(Entries from a dataset)
+ + + +

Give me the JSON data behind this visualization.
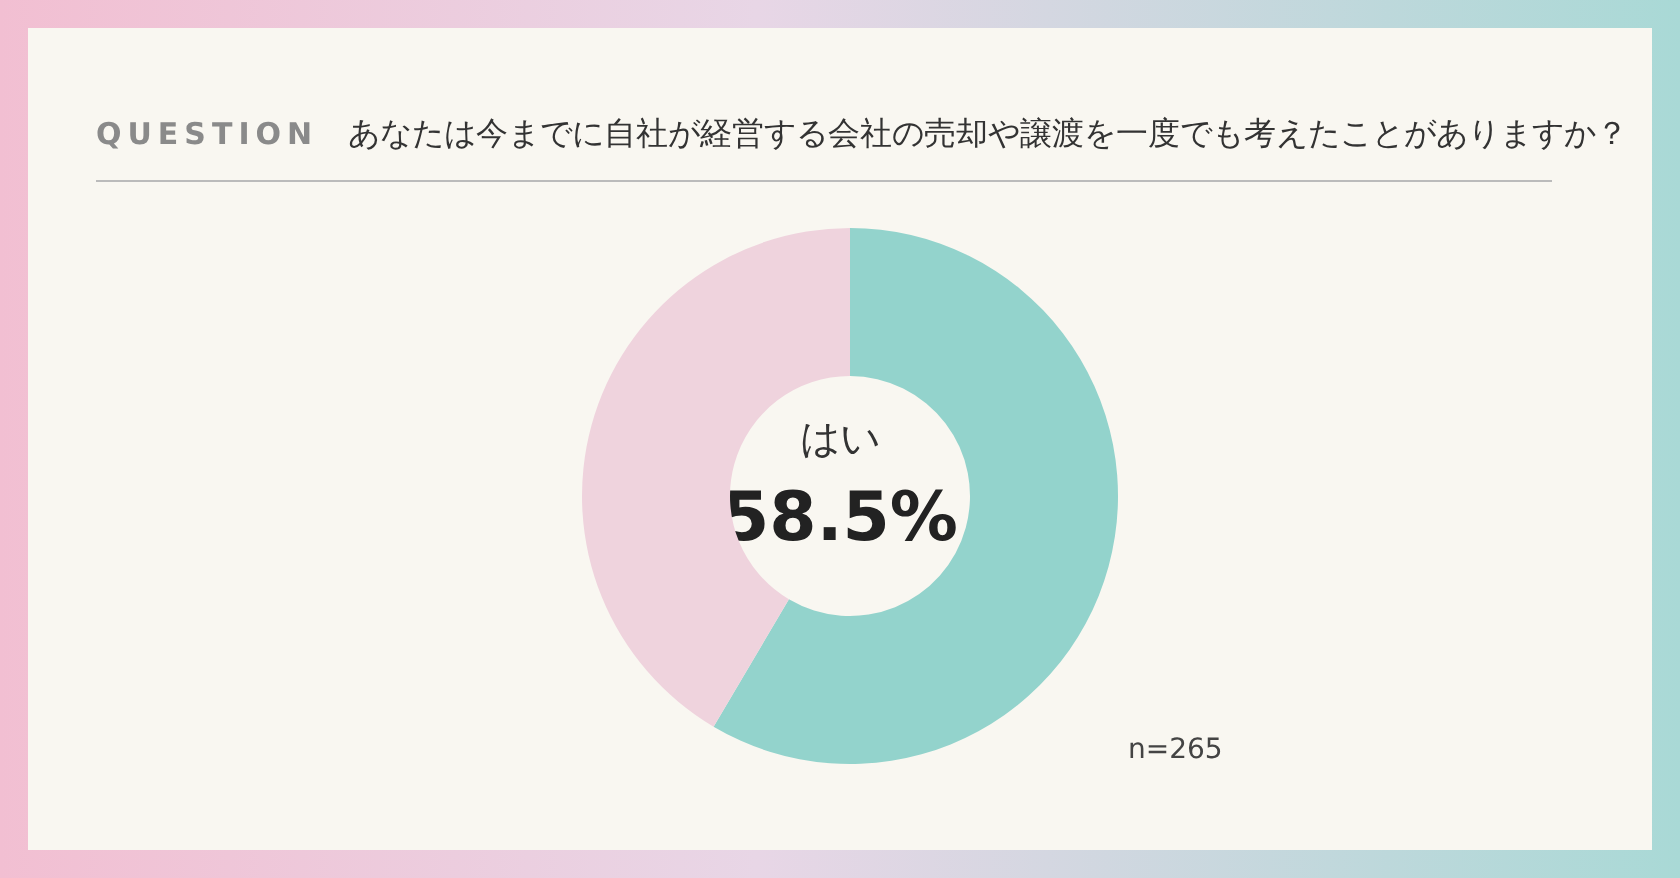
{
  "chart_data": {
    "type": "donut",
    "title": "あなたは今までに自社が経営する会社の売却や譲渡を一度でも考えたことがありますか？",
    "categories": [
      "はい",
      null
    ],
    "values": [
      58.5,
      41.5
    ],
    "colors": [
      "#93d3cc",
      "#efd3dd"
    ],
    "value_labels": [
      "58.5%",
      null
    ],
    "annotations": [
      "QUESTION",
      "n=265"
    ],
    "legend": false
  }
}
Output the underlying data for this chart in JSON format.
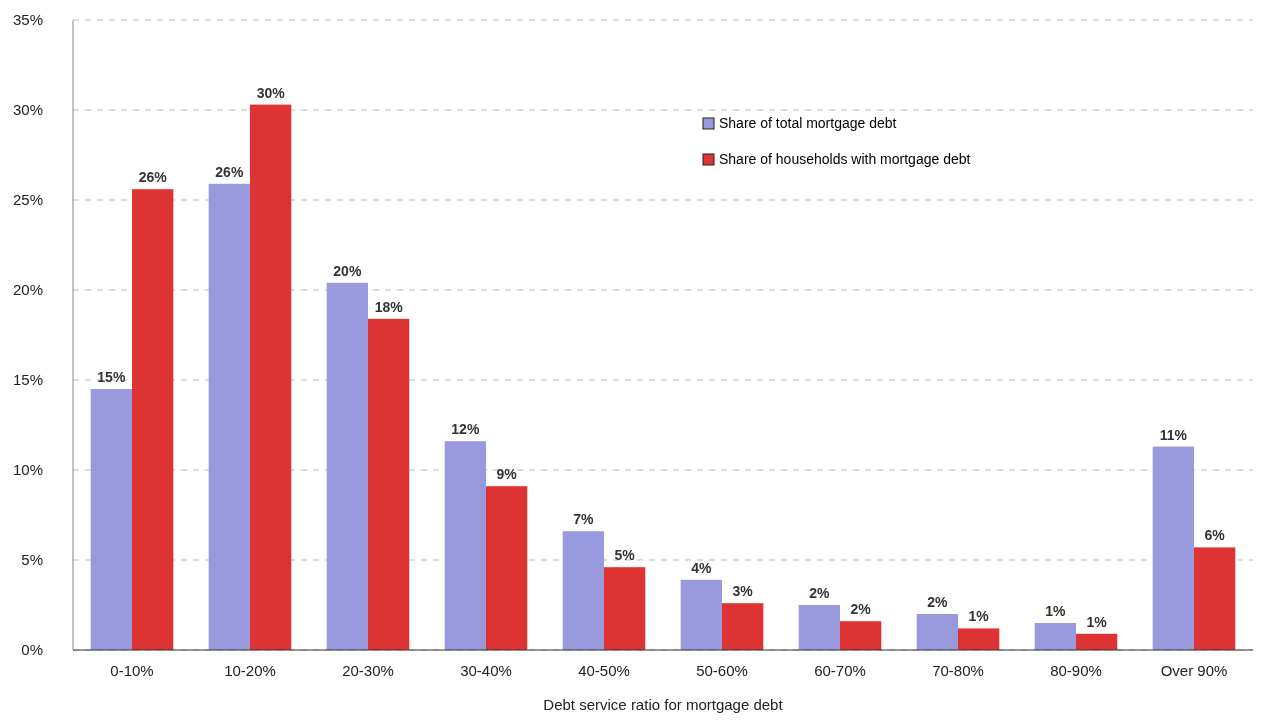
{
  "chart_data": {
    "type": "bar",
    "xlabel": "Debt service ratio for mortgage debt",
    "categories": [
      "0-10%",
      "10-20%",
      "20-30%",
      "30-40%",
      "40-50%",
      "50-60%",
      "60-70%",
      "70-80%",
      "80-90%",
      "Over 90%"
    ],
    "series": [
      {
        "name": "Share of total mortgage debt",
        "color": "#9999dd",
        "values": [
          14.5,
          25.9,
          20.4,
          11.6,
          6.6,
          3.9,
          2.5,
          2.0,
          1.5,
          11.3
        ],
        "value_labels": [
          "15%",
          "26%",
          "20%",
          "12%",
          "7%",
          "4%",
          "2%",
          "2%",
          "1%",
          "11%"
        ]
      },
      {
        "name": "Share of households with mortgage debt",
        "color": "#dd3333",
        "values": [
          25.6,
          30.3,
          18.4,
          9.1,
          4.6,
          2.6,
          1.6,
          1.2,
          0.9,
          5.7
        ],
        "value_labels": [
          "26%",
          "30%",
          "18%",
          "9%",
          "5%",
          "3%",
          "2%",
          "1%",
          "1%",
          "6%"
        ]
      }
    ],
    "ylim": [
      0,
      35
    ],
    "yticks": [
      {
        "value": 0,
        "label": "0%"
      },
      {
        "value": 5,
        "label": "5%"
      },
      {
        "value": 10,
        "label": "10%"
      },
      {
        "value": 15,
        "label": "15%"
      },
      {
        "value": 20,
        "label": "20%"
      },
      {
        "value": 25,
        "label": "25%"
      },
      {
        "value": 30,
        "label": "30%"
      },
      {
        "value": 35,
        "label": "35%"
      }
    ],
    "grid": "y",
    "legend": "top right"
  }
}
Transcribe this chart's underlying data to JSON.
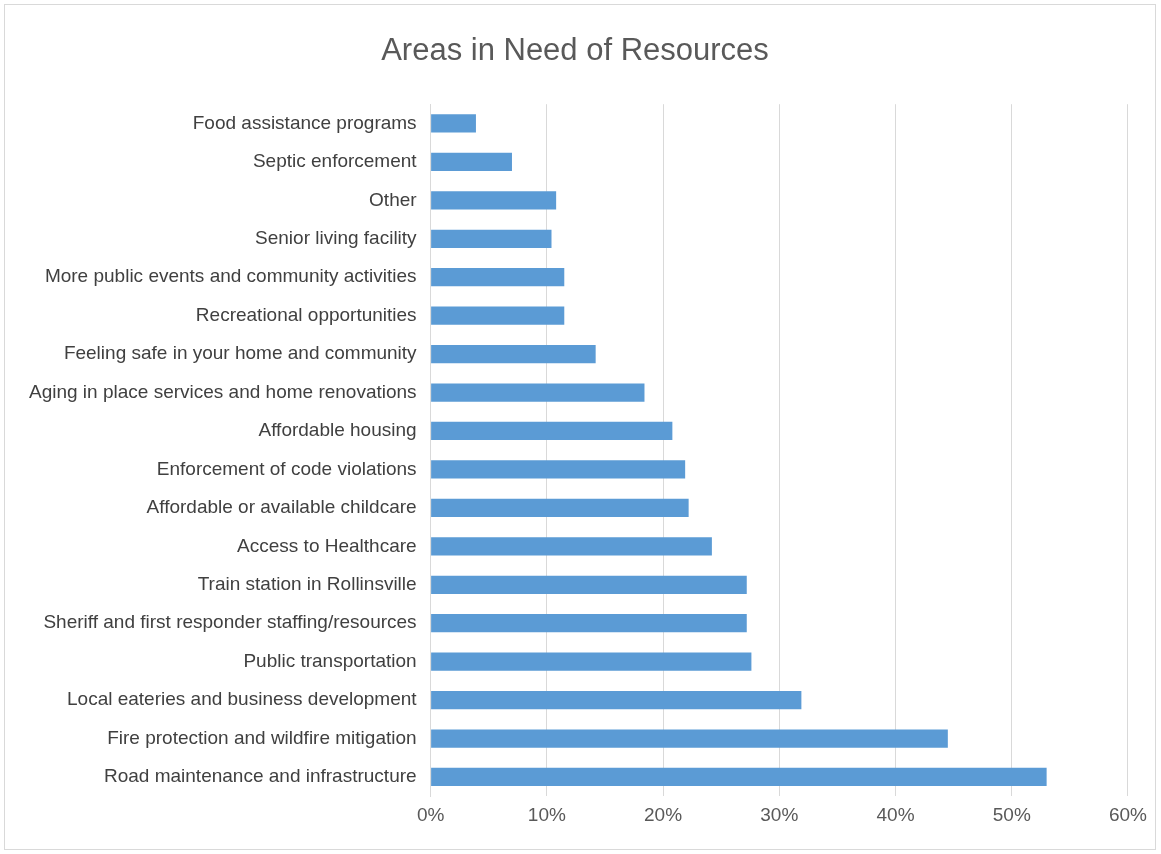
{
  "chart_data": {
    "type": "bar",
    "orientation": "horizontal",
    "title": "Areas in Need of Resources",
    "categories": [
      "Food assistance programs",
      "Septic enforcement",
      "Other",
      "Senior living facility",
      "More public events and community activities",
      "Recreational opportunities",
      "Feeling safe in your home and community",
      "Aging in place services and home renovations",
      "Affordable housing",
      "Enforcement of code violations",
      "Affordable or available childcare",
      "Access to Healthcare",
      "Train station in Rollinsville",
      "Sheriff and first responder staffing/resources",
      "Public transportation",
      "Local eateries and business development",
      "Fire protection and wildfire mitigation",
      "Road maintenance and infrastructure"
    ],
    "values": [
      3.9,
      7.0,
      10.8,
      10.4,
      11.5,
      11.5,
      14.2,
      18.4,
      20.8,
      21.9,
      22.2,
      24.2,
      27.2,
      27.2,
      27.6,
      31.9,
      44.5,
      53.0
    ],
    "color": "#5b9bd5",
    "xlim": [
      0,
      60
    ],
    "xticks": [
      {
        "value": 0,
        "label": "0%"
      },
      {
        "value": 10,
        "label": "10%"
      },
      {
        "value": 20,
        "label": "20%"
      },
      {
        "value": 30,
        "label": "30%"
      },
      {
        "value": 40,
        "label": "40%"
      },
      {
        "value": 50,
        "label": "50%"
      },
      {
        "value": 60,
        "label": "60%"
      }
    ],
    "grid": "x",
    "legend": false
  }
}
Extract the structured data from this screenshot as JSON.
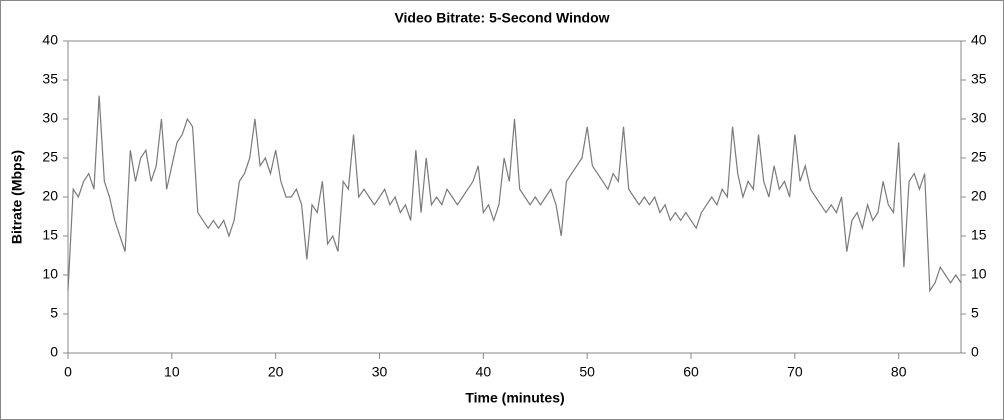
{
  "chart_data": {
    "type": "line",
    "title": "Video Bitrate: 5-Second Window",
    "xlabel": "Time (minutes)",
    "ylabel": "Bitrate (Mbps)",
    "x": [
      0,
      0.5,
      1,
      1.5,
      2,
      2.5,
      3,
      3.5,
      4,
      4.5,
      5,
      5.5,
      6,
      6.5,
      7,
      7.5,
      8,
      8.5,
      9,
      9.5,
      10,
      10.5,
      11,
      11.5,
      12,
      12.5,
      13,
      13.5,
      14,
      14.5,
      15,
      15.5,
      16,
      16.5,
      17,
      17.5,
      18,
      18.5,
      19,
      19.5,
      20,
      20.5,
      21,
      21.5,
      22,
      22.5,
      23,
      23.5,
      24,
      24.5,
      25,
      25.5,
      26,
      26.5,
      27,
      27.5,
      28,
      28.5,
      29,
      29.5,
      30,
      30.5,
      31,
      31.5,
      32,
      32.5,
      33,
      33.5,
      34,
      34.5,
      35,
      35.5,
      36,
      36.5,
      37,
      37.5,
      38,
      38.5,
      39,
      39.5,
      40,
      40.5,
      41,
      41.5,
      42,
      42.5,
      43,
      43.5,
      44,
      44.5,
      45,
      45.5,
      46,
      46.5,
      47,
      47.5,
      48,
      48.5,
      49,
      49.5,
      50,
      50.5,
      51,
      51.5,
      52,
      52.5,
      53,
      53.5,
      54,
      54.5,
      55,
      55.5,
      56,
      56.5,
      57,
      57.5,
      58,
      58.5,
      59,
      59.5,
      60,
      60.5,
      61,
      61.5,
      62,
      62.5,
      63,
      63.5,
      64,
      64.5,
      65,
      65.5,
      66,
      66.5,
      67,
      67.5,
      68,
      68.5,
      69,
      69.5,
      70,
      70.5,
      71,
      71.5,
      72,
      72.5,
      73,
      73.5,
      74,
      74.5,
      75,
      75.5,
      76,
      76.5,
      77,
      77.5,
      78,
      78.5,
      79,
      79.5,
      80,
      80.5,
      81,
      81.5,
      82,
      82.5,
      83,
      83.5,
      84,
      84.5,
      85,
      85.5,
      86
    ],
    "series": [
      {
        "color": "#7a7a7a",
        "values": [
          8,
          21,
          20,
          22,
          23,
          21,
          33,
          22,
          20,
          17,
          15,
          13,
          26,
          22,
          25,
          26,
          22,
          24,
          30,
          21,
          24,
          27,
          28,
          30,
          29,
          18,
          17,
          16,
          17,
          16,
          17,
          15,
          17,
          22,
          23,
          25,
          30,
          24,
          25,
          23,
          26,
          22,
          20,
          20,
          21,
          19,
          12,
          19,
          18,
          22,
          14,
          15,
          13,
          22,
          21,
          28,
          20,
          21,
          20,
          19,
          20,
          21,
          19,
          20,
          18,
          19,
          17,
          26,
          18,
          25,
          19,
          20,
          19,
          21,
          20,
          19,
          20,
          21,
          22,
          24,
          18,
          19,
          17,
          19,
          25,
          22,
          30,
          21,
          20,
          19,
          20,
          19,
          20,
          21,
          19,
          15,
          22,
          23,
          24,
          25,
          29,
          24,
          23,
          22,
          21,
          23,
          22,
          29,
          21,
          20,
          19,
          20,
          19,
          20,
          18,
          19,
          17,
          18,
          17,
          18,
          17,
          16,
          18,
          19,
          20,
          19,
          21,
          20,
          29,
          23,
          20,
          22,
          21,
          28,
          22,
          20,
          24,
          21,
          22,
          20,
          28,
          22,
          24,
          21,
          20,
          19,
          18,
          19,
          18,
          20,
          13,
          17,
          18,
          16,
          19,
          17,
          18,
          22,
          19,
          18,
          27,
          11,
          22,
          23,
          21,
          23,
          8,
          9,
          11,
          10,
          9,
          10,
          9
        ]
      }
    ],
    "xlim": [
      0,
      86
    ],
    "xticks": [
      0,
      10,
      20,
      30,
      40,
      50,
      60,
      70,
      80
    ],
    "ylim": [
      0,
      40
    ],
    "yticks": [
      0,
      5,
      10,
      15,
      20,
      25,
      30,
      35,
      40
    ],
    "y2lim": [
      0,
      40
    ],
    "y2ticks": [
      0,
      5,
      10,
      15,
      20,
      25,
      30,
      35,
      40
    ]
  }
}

+ + + +

» **Directions**
In the records above, find each line with the word "xlabel" and copy it.

» **Reply to the exercise**
    "xlabel": "Debt service ratio for mortgage debt",
    "xlabel": "Time (minutes)",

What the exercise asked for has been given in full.